• **STATED GOAL**:
Give the number of lines containing the word "JSON", and nothing else.

★ ★ ★ ★ ★ ★ ★

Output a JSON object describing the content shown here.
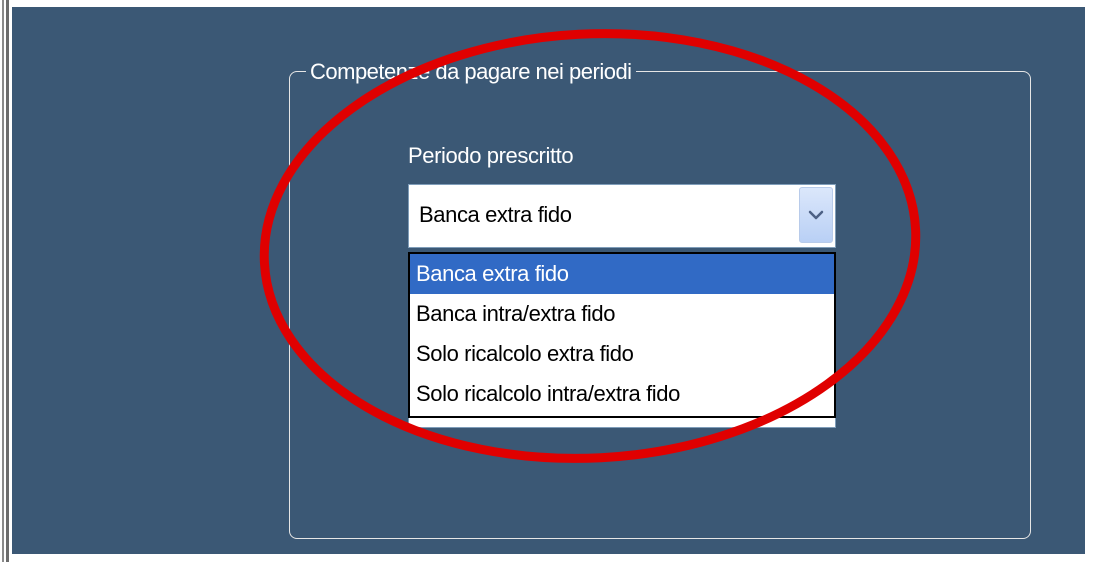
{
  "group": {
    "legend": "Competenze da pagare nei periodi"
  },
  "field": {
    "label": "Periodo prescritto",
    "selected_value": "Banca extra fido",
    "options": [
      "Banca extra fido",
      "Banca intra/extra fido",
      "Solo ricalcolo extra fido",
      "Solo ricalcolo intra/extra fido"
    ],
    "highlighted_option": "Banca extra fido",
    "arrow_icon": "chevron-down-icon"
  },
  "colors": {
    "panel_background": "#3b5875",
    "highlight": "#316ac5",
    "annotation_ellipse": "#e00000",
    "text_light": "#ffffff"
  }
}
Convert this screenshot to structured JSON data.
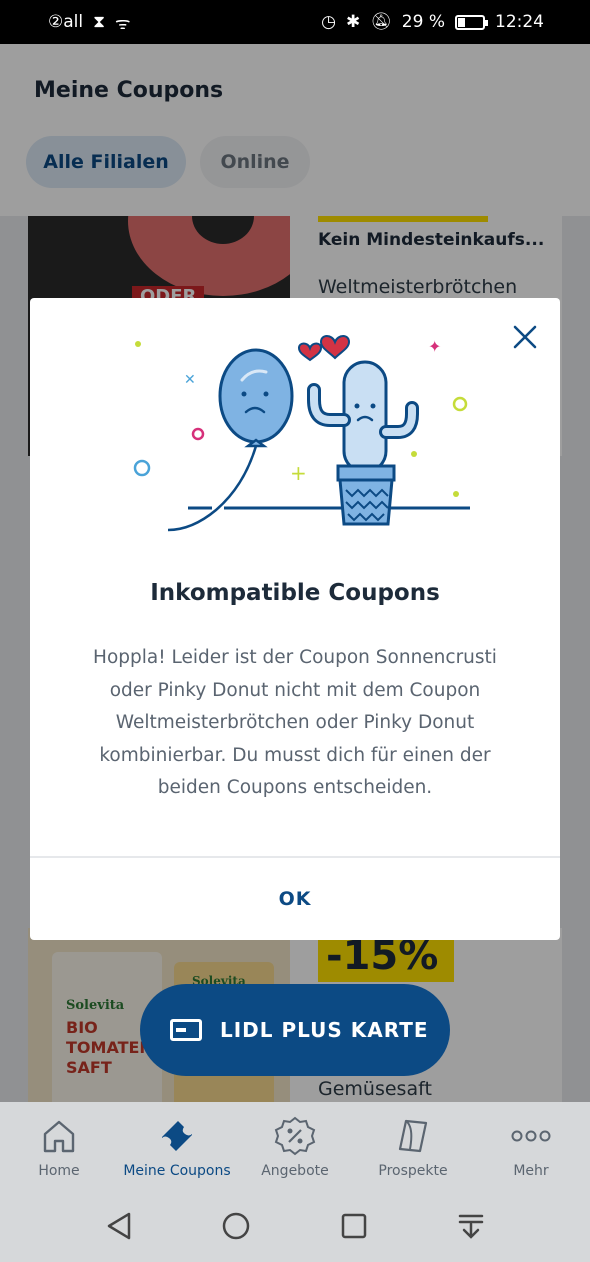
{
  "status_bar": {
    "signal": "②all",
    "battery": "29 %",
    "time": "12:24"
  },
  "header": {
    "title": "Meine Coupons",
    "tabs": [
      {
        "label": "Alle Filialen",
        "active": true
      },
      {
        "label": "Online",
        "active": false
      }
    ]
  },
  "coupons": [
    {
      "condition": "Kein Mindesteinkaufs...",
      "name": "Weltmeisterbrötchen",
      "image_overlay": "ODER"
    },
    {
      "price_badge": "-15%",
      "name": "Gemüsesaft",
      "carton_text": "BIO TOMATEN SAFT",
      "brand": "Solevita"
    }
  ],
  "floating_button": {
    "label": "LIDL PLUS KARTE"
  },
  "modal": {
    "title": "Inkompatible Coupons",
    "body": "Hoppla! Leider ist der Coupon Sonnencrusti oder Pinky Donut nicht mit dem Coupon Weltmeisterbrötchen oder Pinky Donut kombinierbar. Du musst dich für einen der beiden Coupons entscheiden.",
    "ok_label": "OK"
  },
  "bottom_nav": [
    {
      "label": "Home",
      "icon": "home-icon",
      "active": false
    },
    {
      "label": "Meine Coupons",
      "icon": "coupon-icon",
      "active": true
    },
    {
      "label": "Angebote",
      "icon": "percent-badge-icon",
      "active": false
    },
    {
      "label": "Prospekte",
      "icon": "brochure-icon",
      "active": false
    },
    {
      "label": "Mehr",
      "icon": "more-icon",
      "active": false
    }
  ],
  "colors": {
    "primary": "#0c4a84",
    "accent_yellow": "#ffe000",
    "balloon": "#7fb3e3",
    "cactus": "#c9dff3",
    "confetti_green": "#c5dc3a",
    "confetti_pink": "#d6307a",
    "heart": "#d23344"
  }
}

★ ★ ★ ★ ★ ★ ★

• **TASK ANSWER**:
2